%%
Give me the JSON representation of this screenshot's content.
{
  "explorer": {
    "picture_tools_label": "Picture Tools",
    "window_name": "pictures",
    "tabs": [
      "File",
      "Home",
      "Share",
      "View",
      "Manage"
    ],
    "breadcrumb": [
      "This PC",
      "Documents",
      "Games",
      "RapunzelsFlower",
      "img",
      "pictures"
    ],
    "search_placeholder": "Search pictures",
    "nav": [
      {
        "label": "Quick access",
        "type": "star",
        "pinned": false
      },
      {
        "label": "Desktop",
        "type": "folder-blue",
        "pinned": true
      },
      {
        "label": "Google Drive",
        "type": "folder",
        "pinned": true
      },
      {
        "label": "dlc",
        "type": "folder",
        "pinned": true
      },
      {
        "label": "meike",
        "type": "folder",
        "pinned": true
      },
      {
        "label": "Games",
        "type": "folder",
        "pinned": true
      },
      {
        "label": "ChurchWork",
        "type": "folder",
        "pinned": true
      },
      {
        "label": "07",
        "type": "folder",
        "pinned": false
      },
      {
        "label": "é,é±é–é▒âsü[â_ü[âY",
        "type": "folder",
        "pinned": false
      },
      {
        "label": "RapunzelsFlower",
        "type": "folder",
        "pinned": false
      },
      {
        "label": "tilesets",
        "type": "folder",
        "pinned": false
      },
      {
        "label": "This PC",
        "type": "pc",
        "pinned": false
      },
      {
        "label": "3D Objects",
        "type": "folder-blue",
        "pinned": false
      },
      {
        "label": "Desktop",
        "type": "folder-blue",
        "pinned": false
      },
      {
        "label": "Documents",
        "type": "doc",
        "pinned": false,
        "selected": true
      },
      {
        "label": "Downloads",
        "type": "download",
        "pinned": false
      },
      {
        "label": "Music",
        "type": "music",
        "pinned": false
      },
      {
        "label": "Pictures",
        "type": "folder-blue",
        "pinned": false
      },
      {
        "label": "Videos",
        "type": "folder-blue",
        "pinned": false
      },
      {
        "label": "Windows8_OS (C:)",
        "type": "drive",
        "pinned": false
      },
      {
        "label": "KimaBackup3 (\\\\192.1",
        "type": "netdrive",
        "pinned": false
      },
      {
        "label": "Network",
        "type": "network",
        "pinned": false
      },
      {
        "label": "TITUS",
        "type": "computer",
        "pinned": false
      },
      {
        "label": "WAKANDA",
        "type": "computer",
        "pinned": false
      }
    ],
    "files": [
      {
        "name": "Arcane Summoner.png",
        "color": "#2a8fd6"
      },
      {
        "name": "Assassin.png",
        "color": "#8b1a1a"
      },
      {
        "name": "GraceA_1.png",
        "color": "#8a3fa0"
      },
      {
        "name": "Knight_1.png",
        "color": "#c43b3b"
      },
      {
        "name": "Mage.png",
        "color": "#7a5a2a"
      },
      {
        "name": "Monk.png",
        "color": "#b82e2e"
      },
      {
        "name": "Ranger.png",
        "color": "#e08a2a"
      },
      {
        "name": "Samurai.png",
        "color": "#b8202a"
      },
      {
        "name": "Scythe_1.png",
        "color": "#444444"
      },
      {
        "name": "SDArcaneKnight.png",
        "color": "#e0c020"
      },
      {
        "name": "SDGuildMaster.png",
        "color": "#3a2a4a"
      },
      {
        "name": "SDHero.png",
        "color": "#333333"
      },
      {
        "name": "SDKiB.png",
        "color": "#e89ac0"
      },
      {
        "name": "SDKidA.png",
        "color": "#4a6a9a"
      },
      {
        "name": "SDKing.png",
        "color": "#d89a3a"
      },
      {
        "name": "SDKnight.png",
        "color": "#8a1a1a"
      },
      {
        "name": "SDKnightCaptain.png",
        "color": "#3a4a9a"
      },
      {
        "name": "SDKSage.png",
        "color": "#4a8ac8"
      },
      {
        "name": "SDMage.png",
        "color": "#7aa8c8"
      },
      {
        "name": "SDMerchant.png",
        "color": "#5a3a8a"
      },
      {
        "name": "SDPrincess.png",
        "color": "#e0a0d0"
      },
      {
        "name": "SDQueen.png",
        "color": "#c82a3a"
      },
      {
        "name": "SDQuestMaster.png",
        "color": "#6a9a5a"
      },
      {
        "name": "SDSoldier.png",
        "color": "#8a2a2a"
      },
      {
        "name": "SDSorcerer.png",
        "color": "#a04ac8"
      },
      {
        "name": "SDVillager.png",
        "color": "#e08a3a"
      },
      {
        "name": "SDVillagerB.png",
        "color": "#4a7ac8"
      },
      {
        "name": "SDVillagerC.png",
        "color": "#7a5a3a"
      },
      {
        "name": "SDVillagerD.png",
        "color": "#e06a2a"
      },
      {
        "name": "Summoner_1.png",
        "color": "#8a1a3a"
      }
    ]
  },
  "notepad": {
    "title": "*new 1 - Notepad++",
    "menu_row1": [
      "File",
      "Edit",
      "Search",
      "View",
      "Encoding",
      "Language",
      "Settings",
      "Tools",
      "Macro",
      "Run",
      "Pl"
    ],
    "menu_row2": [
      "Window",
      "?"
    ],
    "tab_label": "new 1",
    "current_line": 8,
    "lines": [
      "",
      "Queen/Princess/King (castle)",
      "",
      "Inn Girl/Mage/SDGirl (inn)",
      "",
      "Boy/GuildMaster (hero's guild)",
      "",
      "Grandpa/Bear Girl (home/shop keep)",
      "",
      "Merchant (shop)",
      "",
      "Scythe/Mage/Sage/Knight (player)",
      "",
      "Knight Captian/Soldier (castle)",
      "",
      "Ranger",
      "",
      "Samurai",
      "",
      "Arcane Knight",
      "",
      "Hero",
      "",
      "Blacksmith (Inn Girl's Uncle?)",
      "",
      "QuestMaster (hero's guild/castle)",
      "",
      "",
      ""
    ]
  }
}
%%
• [TASK DIRECTIONS] Report every line in the data above in which the word "castle" appears.

• [RESULT]
      "Queen/Princess/King (castle)",
      "Knight Captian/Soldier (castle)",
      "QuestMaster (hero's guild/castle)",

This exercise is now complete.